* REQUIREMENT A *
Could you return, word for word, the passage of the Contra Costa permitting page that begins at the words "Contra Costa County’s" and stops after "on operator selection)"?
* REQUIREMENT B *
Which incorporated cities does the Contra Costa permitting page name as the places the broader market is left to?

* PAGE *
━━━━━━━━━━━━━━━━
Selective by design. Contra Costa authorized up to four storefront retailers from a 2019 RFP in the unincorporated county, taxes commercial activity under voter-approved Measure R (4% retail / 2% distro / 2.5% mfg / 4% + canopy on cultivation), and leaves the broader market to the incorporated cities — Richmond, Concord, Martinez, Antioch, Pittsburg, Walnut Creek, El Cerrito. Here’s the pathway.
Every figure below is sourced to the Contra Costa Ordinance Code, the Measure R ballot record, Environmental Health, or CDTFA — see each card. These are the regulatory surfaces we’re most often called in on when a Contra Costa operator is mid-pipeline.
Contra Costa County’s 2019 RFP authorized up to four unincorporated storefront retail permits — awarded to The Artist Tree (El Sobrante), Authentic 925 (Pacheco), Embarc (Martinez), and Element 7 (Bay Point). There is no open rolling application window for unincorporated retail. (CBS SF on operator selection)
━━━━━━━━━━━━━━━━
* GIVEN DATA *
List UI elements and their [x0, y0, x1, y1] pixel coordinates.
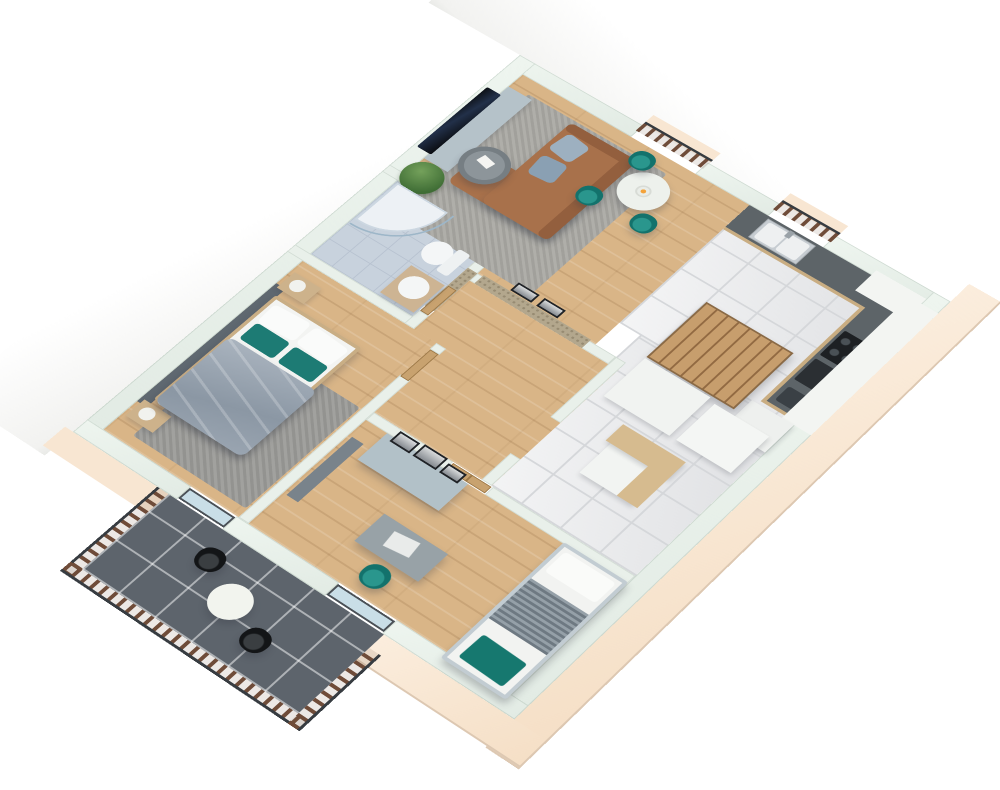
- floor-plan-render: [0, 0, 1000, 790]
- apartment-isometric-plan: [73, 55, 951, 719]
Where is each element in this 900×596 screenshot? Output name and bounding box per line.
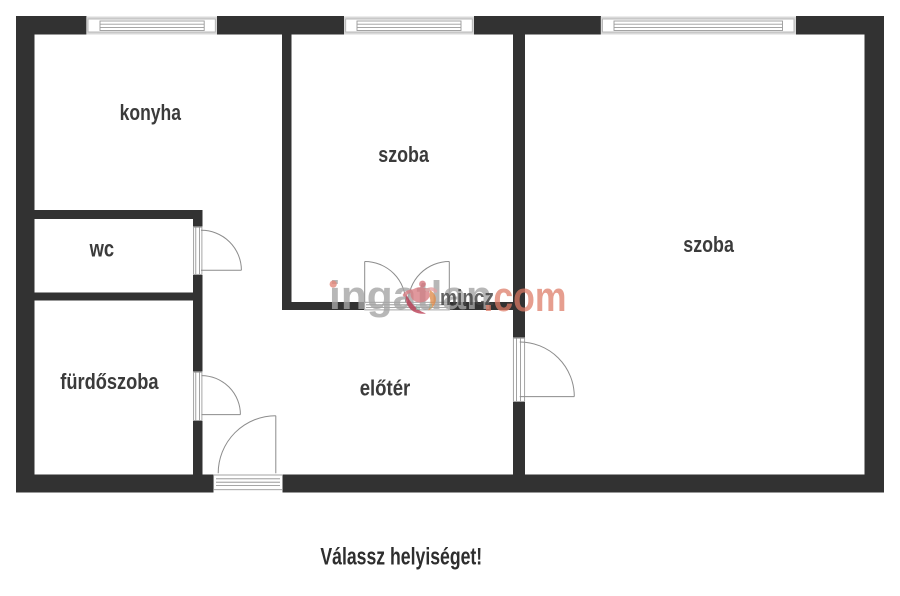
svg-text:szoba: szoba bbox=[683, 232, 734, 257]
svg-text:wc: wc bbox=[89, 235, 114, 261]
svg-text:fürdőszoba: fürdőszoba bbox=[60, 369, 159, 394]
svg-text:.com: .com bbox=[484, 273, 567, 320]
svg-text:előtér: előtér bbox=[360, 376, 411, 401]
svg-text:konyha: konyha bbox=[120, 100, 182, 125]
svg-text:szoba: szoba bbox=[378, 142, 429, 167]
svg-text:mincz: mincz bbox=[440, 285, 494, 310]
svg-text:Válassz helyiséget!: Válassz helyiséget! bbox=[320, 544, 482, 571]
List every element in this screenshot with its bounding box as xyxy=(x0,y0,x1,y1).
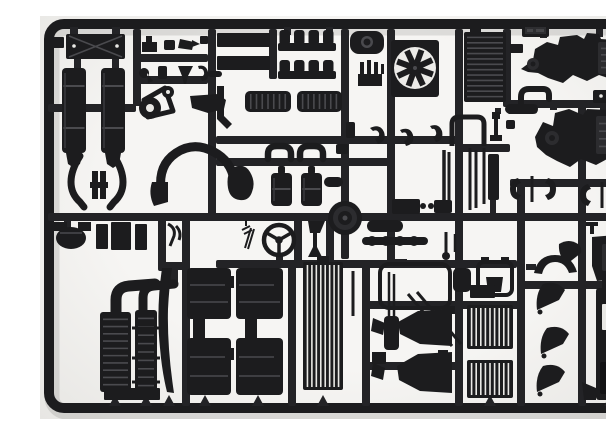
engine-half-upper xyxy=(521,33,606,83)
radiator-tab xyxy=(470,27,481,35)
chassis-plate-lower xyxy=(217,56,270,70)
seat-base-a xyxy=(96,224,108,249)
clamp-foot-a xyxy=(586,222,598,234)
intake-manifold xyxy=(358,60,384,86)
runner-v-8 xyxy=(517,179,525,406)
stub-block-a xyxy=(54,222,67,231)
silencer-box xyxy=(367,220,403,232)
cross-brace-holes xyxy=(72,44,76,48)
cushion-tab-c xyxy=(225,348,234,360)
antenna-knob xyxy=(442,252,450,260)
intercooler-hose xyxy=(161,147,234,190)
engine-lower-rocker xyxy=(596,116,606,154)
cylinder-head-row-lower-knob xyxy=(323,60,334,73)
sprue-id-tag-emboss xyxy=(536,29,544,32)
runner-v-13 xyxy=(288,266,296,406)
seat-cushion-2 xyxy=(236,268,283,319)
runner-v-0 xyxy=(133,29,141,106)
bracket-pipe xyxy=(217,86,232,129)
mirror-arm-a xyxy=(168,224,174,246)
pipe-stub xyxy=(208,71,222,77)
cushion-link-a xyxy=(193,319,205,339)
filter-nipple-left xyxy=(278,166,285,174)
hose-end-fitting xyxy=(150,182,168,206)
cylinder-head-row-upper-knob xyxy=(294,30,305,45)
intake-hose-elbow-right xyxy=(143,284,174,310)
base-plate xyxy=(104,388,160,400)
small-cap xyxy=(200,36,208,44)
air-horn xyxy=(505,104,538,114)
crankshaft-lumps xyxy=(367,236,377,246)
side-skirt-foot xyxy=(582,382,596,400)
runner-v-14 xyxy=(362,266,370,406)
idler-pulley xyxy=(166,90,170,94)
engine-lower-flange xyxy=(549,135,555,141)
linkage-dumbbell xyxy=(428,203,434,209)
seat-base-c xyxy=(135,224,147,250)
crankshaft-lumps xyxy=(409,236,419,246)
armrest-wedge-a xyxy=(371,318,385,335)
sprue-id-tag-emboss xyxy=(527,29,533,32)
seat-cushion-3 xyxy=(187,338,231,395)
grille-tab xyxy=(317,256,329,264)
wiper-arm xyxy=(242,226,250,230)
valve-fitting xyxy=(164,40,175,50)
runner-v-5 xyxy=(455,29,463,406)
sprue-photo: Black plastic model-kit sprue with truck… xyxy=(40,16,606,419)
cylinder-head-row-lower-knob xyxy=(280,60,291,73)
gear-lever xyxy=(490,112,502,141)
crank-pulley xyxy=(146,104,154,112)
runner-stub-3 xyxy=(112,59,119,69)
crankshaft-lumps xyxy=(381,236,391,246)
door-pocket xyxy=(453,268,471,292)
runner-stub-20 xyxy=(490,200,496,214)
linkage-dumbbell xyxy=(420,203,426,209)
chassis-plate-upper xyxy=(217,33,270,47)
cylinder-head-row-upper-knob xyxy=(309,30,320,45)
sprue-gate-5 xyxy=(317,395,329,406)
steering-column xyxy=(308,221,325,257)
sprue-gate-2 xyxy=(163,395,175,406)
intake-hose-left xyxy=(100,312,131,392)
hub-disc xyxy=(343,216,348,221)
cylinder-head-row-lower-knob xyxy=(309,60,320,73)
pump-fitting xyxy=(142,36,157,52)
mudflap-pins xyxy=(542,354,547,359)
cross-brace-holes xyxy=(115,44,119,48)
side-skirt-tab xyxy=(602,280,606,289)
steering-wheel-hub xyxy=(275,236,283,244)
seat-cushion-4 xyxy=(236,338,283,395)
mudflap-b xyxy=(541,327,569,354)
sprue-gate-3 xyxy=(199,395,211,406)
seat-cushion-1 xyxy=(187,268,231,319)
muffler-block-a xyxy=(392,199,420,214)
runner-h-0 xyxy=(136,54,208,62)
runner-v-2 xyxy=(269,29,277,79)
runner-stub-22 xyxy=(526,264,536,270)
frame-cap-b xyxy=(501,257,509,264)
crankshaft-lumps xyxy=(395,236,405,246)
━━━━━━━━━━━━━━━━
* FINAL RESULT A *
Contra Costa County’s 2019 RFP authorized up to four unincorporated storefront retail permits — awarded to The Artist Tree (El Sobrante), Authentic 925 (Pacheco), Embarc (Martinez), and Element 7 (Bay Point). There is no open rolling application window for unincorporated retail. (CBS SF on operator selection)

* FINAL RESULT B *
Richmond, Concord, Martinez, Antioch, Pittsburg, Walnut Creek, El Cerrito